» **YOUR TASK**: Without the images, write out the whole listing exactly.

» **SUPPLIED RECORDS**:

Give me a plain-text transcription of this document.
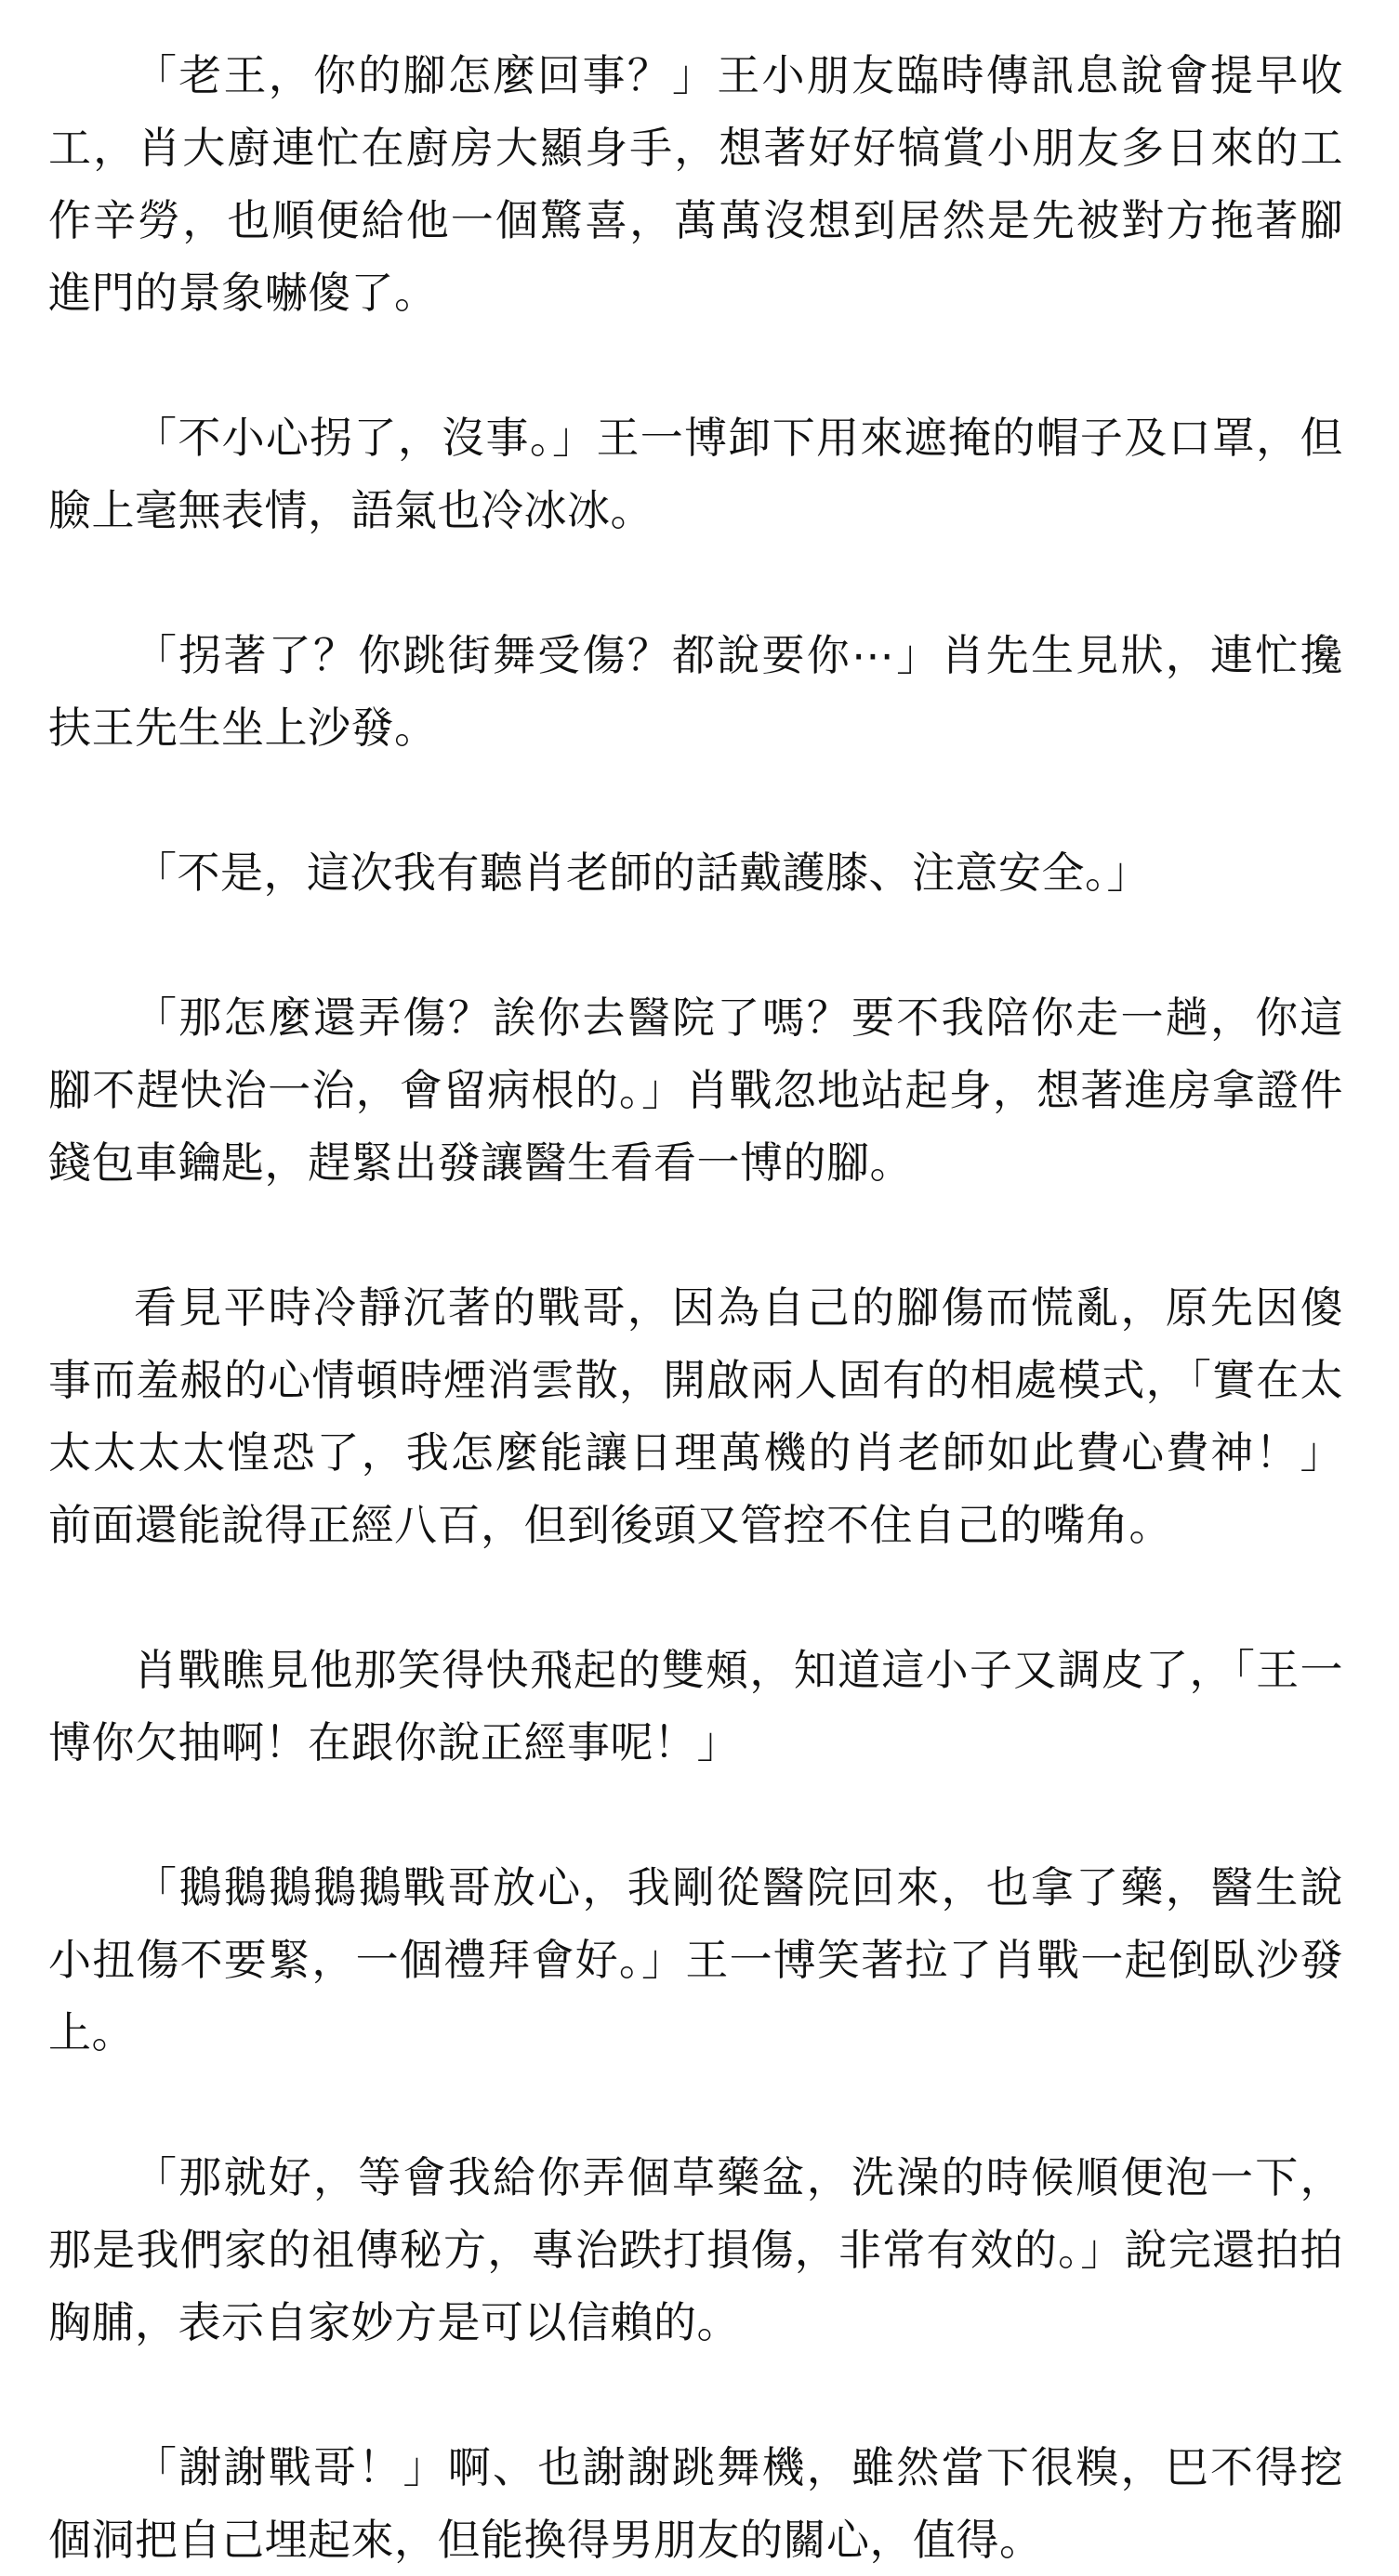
「老王，你的腳怎麼回事？」王小朋友臨時傳訊息說會提早收工，肖大廚連忙在廚房大顯身手，想著好好犒賞小朋友多日來的工作辛勞，也順便給他一個驚喜，萬萬沒想到居然是先被對方拖著腳進門的景象嚇傻了。

「不小心拐了，沒事。」王一博卸下用來遮掩的帽子及口罩，但臉上毫無表情，語氣也冷冰冰。

「拐著了？你跳街舞受傷？都說要你⋯」肖先生見狀，連忙攙扶王先生坐上沙發。

「不是，這次我有聽肖老師的話戴護膝、注意安全。」

「那怎麼還弄傷？誒你去醫院了嗎？要不我陪你走一趟，你這腳不趕快治一治，會留病根的。」肖戰忽地站起身，想著進房拿證件錢包車鑰匙，趕緊出發讓醫生看看一博的腳。

看見平時冷靜沉著的戰哥，因為自己的腳傷而慌亂，原先因傻事而羞赧的心情頓時煙消雲散，開啟兩人固有的相處模式，「實在太太太太太惶恐了，我怎麼能讓日理萬機的肖老師如此費心費神！」前面還能說得正經八百，但到後頭又管控不住自己的嘴角。

肖戰瞧見他那笑得快飛起的雙頰，知道這小子又調皮了，「王一博你欠抽啊！在跟你說正經事呢！」

「鵝鵝鵝鵝鵝戰哥放心，我剛從醫院回來，也拿了藥，醫生說小扭傷不要緊，一個禮拜會好。」王一博笑著拉了肖戰一起倒臥沙發上。

「那就好，等會我給你弄個草藥盆，洗澡的時候順便泡一下，那是我們家的祖傳秘方，專治跌打損傷，非常有效的。」說完還拍拍胸脯，表示自家妙方是可以信賴的。

「謝謝戰哥！」啊、也謝謝跳舞機，雖然當下很糗，巴不得挖個洞把自己埋起來，但能換得男朋友的關心，值得。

» **RESULT**:
Give me a plain-text transcription of this document.
「老王，你的腳怎麼回事？」王小朋友臨時傳訊息說會提早收工，肖大廚連忙在廚房大顯身手，想著好好犒賞小朋友多日來的工作辛勞，也順便給他一個驚喜，萬萬沒想到居然是先被對方拖著腳進門的景象嚇傻了。

「不小心拐了，沒事。」王一博卸下用來遮掩的帽子及口罩，但臉上毫無表情，語氣也冷冰冰。

「拐著了？你跳街舞受傷？都說要你⋯」肖先生見狀，連忙攙扶王先生坐上沙發。

「不是，這次我有聽肖老師的話戴護膝、注意安全。」

「那怎麼還弄傷？誒你去醫院了嗎？要不我陪你走一趟，你這腳不趕快治一治，會留病根的。」肖戰忽地站起身，想著進房拿證件錢包車鑰匙，趕緊出發讓醫生看看一博的腳。

看見平時冷靜沉著的戰哥，因為自己的腳傷而慌亂，原先因傻事而羞赧的心情頓時煙消雲散，開啟兩人固有的相處模式，「實在太太太太太惶恐了，我怎麼能讓日理萬機的肖老師如此費心費神！」前面還能說得正經八百，但到後頭又管控不住自己的嘴角。

肖戰瞧見他那笑得快飛起的雙頰，知道這小子又調皮了，「王一博你欠抽啊！在跟你說正經事呢！」

「鵝鵝鵝鵝鵝戰哥放心，我剛從醫院回來，也拿了藥，醫生說小扭傷不要緊，一個禮拜會好。」王一博笑著拉了肖戰一起倒臥沙發上。

「那就好，等會我給你弄個草藥盆，洗澡的時候順便泡一下，那是我們家的祖傳秘方，專治跌打損傷，非常有效的。」說完還拍拍胸脯，表示自家妙方是可以信賴的。

「謝謝戰哥！」啊、也謝謝跳舞機，雖然當下很糗，巴不得挖個洞把自己埋起來，但能換得男朋友的關心，值得。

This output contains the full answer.